The exercise:
Write out the data again in full, exactly as it reads.

Data for processing:
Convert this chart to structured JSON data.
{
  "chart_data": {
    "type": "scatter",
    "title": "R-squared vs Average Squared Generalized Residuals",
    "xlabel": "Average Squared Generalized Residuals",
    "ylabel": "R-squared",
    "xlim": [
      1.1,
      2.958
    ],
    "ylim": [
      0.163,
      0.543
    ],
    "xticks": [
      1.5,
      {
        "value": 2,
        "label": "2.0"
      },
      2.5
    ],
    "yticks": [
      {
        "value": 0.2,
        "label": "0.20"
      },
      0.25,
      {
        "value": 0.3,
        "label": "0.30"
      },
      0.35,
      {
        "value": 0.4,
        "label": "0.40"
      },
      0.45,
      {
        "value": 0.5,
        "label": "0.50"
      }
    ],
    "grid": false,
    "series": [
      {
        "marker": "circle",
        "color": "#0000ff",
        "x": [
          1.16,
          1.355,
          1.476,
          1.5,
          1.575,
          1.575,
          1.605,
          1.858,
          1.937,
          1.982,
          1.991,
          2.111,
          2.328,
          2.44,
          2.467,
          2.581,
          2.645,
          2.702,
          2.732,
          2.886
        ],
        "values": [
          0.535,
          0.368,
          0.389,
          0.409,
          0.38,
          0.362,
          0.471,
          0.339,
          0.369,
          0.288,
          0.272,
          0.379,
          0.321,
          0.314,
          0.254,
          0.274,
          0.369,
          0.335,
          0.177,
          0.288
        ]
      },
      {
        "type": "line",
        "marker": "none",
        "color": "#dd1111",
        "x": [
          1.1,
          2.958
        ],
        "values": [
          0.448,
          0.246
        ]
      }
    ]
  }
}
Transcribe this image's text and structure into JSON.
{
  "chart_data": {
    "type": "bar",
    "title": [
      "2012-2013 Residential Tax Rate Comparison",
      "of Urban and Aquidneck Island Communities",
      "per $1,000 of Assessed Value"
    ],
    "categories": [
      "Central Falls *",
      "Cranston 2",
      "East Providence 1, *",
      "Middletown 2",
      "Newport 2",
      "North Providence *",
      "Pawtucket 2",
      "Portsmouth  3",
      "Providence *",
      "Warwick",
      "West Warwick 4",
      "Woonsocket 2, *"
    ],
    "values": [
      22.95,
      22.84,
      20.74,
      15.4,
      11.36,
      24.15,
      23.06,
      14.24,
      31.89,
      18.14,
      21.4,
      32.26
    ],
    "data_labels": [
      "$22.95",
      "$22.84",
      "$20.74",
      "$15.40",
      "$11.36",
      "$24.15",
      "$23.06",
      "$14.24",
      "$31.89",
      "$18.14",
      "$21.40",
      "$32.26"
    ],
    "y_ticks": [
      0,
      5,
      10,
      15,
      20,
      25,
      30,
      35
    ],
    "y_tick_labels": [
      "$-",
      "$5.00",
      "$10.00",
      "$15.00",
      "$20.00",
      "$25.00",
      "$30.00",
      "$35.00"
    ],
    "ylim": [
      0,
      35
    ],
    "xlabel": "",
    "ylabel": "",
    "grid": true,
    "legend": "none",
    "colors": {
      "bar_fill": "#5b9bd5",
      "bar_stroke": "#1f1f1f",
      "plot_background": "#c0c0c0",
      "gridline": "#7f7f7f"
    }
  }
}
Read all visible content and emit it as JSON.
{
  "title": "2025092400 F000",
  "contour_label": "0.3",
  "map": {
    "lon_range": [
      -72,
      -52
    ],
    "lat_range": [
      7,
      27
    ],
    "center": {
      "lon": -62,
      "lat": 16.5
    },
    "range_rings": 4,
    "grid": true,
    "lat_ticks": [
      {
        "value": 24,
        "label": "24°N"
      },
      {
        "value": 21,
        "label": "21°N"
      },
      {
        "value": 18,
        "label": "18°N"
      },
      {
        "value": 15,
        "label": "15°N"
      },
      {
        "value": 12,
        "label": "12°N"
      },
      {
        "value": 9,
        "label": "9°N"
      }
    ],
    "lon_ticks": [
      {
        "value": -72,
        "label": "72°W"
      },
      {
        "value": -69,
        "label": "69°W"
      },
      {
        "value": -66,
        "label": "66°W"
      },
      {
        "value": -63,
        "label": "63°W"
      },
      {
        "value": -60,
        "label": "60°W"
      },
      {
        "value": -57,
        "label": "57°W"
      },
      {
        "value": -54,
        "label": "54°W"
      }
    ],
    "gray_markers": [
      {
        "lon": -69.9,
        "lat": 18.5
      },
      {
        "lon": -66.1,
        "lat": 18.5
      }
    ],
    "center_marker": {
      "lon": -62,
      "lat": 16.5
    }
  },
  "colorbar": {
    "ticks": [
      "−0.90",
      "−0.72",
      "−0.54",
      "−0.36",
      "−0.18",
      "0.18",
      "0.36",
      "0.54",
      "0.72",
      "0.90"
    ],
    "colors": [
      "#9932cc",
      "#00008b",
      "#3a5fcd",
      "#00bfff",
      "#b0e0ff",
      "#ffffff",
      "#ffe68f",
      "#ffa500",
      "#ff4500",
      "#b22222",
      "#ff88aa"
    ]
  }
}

Answer to the task:
Convert this chart to structured JSON data.
{
  "chart_data": {
    "type": "scatter",
    "title": "R-squared vs Average Squared Generalized Residuals",
    "xlabel": "Average Squared Generalized Residuals",
    "ylabel": "R-squared",
    "xlim": [
      1.1,
      2.958
    ],
    "ylim": [
      0.163,
      0.543
    ],
    "xticks": [
      1.5,
      {
        "value": 2,
        "label": "2.0"
      },
      2.5
    ],
    "yticks": [
      {
        "value": 0.2,
        "label": "0.20"
      },
      0.25,
      {
        "value": 0.3,
        "label": "0.30"
      },
      0.35,
      {
        "value": 0.4,
        "label": "0.40"
      },
      0.45,
      {
        "value": 0.5,
        "label": "0.50"
      }
    ],
    "grid": false,
    "series": [
      {
        "marker": "circle",
        "color": "#0000ff",
        "x": [
          1.16,
          1.355,
          1.476,
          1.5,
          1.575,
          1.575,
          1.605,
          1.858,
          1.937,
          1.982,
          1.991,
          2.111,
          2.328,
          2.44,
          2.467,
          2.581,
          2.645,
          2.702,
          2.732,
          2.886
        ],
        "values": [
          0.535,
          0.368,
          0.389,
          0.409,
          0.38,
          0.362,
          0.471,
          0.339,
          0.369,
          0.288,
          0.272,
          0.379,
          0.321,
          0.314,
          0.254,
          0.274,
          0.369,
          0.335,
          0.177,
          0.288
        ]
      },
      {
        "type": "line",
        "marker": "none",
        "color": "#dd1111",
        "x": [
          1.1,
          2.958
        ],
        "values": [
          0.448,
          0.246
        ]
      }
    ]
  }
}
Transcribe this image's text and structure into JSON.
{
  "chart_data": {
    "type": "bar",
    "title": [
      "2012-2013 Residential Tax Rate Comparison",
      "of Urban and Aquidneck Island Communities",
      "per $1,000 of Assessed Value"
    ],
    "categories": [
      "Central Falls *",
      "Cranston 2",
      "East Providence 1, *",
      "Middletown 2",
      "Newport 2",
      "North Providence *",
      "Pawtucket 2",
      "Portsmouth  3",
      "Providence *",
      "Warwick",
      "West Warwick 4",
      "Woonsocket 2, *"
    ],
    "values": [
      22.95,
      22.84,
      20.74,
      15.4,
      11.36,
      24.15,
      23.06,
      14.24,
      31.89,
      18.14,
      21.4,
      32.26
    ],
    "data_labels": [
      "$22.95",
      "$22.84",
      "$20.74",
      "$15.40",
      "$11.36",
      "$24.15",
      "$23.06",
      "$14.24",
      "$31.89",
      "$18.14",
      "$21.40",
      "$32.26"
    ],
    "y_ticks": [
      0,
      5,
      10,
      15,
      20,
      25,
      30,
      35
    ],
    "y_tick_labels": [
      "$-",
      "$5.00",
      "$10.00",
      "$15.00",
      "$20.00",
      "$25.00",
      "$30.00",
      "$35.00"
    ],
    "ylim": [
      0,
      35
    ],
    "xlabel": "",
    "ylabel": "",
    "grid": true,
    "legend": "none",
    "colors": {
      "bar_fill": "#5b9bd5",
      "bar_stroke": "#1f1f1f",
      "plot_background": "#c0c0c0",
      "gridline": "#7f7f7f"
    }
  }
}
Read all visible content and emit it as JSON.
{
  "title": "2025092400 F000",
  "contour_label": "0.3",
  "map": {
    "lon_range": [
      -72,
      -52
    ],
    "lat_range": [
      7,
      27
    ],
    "center": {
      "lon": -62,
      "lat": 16.5
    },
    "range_rings": 4,
    "grid": true,
    "lat_ticks": [
      {
        "value": 24,
        "label": "24°N"
      },
      {
        "value": 21,
        "label": "21°N"
      },
      {
        "value": 18,
        "label": "18°N"
      },
      {
        "value": 15,
        "label": "15°N"
      },
      {
        "value": 12,
        "label": "12°N"
      },
      {
        "value": 9,
        "label": "9°N"
      }
    ],
    "lon_ticks": [
      {
        "value": -72,
        "label": "72°W"
      },
      {
        "value": -69,
        "label": "69°W"
      },
      {
        "value": -66,
        "label": "66°W"
      },
      {
        "value": -63,
        "label": "63°W"
      },
      {
        "value": -60,
        "label": "60°W"
      },
      {
        "value": -57,
        "label": "57°W"
      },
      {
        "value": -54,
        "label": "54°W"
      }
    ],
    "gray_markers": [
      {
        "lon": -69.9,
        "lat": 18.5
      },
      {
        "lon": -66.1,
        "lat": 18.5
      }
    ],
    "center_marker": {
      "lon": -62,
      "lat": 16.5
    }
  },
  "colorbar": {
    "ticks": [
      "−0.90",
      "−0.72",
      "−0.54",
      "−0.36",
      "−0.18",
      "0.18",
      "0.36",
      "0.54",
      "0.72",
      "0.90"
    ],
    "colors": [
      "#9932cc",
      "#00008b",
      "#3a5fcd",
      "#00bfff",
      "#b0e0ff",
      "#ffffff",
      "#ffe68f",
      "#ffa500",
      "#ff4500",
      "#b22222",
      "#ff88aa"
    ]
  }
}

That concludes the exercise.